Working data ▸
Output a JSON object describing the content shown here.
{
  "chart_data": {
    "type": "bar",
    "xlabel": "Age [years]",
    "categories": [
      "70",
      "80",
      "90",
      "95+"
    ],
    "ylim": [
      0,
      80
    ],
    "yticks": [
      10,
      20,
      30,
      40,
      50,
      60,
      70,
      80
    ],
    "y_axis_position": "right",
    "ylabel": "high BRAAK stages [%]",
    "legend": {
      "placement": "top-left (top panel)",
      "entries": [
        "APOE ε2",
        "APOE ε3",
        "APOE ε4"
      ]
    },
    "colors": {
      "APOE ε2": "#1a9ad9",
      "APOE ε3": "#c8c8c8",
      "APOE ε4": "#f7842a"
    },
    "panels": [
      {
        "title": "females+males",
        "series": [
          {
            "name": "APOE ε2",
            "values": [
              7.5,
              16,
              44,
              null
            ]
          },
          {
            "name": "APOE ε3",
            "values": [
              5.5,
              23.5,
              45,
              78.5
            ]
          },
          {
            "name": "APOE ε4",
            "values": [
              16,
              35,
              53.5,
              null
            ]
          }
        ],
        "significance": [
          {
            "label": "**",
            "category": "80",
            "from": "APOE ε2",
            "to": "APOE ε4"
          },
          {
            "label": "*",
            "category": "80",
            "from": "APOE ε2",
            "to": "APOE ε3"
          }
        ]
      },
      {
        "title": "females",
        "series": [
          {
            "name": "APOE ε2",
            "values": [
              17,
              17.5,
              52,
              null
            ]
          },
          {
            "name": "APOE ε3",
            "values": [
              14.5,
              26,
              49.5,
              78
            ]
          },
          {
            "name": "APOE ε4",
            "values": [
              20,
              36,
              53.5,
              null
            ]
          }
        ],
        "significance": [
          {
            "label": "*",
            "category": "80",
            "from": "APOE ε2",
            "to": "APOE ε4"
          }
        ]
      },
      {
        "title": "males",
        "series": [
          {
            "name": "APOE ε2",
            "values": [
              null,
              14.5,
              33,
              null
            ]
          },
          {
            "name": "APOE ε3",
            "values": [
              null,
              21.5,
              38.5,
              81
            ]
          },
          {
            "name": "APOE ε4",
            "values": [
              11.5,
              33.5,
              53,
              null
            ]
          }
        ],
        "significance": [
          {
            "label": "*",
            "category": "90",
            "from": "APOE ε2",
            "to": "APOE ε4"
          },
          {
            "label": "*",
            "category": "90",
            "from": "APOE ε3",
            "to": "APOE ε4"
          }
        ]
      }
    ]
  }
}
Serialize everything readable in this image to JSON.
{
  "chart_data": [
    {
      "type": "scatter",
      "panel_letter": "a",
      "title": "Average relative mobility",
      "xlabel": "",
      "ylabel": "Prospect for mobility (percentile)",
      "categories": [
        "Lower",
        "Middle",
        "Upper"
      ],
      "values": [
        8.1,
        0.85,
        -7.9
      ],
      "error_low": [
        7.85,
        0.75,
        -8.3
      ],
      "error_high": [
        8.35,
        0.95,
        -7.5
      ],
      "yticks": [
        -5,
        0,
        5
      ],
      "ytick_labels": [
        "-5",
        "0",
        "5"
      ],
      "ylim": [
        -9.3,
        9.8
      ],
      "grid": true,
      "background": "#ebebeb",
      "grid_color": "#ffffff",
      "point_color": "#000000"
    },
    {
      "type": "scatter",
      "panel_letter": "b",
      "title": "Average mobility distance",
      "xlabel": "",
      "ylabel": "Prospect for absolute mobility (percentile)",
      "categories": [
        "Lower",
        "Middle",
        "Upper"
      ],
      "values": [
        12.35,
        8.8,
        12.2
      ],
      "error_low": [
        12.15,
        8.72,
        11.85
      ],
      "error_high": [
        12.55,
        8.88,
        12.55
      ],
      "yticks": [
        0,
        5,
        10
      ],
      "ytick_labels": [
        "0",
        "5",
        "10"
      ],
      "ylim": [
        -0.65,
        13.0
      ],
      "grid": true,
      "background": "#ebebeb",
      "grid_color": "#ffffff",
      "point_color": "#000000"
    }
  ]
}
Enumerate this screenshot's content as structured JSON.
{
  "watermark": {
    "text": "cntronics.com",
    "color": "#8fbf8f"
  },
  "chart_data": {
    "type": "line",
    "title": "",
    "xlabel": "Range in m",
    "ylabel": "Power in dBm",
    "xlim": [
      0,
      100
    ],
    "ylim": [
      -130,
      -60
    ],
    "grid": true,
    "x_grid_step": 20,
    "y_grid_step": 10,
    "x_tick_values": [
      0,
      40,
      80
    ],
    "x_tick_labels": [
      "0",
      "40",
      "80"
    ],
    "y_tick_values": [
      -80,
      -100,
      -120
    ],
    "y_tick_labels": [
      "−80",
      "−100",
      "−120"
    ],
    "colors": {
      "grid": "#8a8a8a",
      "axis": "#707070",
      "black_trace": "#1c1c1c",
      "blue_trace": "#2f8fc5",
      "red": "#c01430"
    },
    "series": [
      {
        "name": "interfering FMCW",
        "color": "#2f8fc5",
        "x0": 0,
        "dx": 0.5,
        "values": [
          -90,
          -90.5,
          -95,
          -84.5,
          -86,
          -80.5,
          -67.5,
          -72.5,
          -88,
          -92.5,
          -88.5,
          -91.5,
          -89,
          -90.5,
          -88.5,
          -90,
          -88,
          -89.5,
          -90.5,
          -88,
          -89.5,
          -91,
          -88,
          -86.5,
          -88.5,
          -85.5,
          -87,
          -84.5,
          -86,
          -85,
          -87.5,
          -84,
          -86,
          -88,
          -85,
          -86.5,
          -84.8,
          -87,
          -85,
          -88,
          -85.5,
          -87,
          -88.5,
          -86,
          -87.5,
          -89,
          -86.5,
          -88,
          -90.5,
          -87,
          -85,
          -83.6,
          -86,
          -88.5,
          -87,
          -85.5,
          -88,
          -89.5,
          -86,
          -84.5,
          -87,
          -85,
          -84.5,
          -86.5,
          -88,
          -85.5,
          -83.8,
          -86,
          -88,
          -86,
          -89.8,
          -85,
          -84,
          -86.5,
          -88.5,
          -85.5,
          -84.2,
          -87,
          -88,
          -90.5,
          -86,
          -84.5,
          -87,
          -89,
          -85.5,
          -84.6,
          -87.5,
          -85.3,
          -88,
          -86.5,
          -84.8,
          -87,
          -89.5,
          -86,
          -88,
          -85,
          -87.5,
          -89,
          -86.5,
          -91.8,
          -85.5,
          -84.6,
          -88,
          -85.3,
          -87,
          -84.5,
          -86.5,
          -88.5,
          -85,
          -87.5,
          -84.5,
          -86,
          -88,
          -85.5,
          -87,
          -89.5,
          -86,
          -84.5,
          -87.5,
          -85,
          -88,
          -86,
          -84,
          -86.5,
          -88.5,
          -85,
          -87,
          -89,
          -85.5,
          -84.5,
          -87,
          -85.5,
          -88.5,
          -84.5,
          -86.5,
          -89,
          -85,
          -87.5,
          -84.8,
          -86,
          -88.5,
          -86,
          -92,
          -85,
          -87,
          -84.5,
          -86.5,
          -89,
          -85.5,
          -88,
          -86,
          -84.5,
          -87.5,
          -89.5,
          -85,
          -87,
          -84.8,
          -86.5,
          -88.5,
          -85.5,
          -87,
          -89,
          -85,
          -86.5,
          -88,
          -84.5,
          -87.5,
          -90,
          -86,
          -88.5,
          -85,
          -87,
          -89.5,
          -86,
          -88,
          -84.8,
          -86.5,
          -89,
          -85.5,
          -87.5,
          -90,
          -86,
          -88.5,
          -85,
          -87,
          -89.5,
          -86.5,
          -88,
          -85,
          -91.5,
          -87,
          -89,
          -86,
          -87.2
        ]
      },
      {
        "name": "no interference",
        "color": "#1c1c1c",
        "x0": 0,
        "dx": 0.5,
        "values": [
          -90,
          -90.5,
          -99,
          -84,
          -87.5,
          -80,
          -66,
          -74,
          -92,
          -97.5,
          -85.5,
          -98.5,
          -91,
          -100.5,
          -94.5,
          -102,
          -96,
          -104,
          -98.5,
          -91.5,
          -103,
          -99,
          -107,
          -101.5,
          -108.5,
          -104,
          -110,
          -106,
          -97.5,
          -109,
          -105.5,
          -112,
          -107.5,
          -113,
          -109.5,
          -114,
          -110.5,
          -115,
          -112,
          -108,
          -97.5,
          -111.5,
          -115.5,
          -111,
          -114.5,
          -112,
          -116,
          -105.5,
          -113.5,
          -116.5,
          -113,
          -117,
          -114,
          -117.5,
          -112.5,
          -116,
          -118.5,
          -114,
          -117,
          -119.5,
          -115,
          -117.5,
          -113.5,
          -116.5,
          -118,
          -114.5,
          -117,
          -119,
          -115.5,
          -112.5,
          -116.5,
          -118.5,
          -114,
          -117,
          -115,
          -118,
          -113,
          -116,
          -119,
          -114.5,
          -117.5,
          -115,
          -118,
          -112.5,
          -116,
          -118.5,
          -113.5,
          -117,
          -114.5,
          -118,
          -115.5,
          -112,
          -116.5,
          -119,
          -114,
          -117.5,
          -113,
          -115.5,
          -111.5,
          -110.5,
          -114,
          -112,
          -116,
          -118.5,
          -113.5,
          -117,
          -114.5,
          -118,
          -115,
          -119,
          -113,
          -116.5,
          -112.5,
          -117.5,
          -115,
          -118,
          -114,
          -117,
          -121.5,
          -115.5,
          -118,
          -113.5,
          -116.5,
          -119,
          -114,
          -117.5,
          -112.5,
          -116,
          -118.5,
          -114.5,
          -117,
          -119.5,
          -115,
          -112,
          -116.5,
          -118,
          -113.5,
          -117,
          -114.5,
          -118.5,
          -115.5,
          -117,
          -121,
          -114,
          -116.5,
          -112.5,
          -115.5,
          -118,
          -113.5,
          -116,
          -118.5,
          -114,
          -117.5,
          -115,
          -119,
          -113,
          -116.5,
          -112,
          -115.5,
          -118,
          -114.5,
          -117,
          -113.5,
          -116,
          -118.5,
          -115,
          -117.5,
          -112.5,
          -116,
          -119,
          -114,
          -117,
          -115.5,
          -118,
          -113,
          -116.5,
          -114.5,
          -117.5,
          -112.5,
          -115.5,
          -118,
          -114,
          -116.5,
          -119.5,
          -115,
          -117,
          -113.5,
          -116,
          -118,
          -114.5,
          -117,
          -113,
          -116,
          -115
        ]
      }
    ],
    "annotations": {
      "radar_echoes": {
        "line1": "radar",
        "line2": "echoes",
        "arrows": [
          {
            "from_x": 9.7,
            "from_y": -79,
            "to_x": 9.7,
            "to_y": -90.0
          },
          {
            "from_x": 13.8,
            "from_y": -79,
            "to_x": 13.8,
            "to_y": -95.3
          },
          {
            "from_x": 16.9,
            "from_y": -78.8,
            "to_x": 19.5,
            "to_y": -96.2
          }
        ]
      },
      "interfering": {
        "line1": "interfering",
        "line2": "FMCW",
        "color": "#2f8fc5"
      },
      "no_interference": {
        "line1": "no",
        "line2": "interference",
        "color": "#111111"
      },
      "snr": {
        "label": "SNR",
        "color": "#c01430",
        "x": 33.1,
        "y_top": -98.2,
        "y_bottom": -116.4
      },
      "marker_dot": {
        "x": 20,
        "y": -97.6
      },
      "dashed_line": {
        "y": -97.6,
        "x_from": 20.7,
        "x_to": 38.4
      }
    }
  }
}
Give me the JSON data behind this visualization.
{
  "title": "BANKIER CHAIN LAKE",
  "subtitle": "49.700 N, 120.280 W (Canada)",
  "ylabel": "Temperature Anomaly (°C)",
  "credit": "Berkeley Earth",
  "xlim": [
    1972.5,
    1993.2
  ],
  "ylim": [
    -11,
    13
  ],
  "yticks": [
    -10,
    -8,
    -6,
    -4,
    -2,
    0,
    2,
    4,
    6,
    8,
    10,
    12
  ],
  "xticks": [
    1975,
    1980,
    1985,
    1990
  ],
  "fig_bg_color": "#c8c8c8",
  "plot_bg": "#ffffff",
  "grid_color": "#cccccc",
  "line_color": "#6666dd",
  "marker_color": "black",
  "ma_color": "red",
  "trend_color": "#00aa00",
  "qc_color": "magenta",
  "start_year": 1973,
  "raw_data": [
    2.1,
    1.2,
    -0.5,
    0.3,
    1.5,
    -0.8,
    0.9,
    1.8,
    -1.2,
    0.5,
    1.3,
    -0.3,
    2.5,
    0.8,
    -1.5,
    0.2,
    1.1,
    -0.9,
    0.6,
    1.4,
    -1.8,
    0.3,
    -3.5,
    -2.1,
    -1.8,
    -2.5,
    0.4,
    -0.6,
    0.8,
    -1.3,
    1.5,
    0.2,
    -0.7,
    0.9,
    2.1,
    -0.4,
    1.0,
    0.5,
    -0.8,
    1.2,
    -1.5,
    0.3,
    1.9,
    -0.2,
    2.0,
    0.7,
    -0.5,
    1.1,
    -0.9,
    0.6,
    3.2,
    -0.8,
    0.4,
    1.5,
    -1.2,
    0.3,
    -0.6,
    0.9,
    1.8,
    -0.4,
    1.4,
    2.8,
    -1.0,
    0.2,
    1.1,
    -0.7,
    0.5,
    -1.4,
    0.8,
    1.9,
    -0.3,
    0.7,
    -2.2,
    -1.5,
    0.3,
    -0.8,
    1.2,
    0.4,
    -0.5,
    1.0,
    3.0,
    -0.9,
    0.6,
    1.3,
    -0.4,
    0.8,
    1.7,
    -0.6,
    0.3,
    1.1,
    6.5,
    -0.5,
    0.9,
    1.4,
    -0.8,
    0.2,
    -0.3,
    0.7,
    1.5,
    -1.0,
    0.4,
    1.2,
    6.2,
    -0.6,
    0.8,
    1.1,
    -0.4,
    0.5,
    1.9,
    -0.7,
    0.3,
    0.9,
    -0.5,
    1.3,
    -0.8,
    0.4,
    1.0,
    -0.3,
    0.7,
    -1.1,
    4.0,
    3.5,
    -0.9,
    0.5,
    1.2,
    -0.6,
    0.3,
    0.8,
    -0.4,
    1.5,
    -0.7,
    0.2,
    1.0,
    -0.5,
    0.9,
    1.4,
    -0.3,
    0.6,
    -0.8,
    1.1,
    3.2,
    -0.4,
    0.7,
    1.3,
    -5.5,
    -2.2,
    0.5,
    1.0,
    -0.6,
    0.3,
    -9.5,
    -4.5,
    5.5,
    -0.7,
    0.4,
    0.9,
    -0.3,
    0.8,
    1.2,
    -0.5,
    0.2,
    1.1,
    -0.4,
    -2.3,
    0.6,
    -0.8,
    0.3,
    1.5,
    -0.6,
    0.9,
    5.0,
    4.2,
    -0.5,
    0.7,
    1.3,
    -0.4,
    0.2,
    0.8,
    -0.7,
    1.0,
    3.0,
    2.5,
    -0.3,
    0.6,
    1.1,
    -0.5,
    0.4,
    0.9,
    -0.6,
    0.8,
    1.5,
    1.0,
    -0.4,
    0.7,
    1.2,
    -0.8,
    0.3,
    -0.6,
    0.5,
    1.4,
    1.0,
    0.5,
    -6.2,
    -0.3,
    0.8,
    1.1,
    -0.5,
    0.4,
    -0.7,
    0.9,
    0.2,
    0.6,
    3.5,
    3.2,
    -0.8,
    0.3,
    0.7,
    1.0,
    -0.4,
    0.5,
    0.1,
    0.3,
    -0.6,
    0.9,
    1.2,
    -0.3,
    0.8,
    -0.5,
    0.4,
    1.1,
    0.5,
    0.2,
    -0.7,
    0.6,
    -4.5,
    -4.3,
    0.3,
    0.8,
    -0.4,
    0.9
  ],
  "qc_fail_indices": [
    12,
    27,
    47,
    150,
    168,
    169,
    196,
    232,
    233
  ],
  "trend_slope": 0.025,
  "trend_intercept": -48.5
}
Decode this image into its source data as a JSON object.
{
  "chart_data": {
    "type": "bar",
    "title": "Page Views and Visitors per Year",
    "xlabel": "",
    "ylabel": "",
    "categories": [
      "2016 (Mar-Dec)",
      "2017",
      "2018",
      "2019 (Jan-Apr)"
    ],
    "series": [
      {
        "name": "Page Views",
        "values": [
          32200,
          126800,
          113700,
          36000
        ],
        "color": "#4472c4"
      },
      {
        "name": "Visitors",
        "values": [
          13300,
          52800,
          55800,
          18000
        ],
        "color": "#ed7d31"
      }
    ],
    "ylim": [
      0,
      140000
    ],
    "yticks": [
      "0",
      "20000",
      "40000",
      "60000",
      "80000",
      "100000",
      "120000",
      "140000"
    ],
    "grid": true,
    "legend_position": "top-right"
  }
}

Objective ▸
Pull every line containing "JSON" out of the records.

Right answer ▸
Output a JSON object describing the content shown here.
Serialize everything readable in this image to JSON.
Enumerate this screenshot's content as structured JSON.
Give me the JSON data behind this visualization.
Decode this image into its source data as a JSON object.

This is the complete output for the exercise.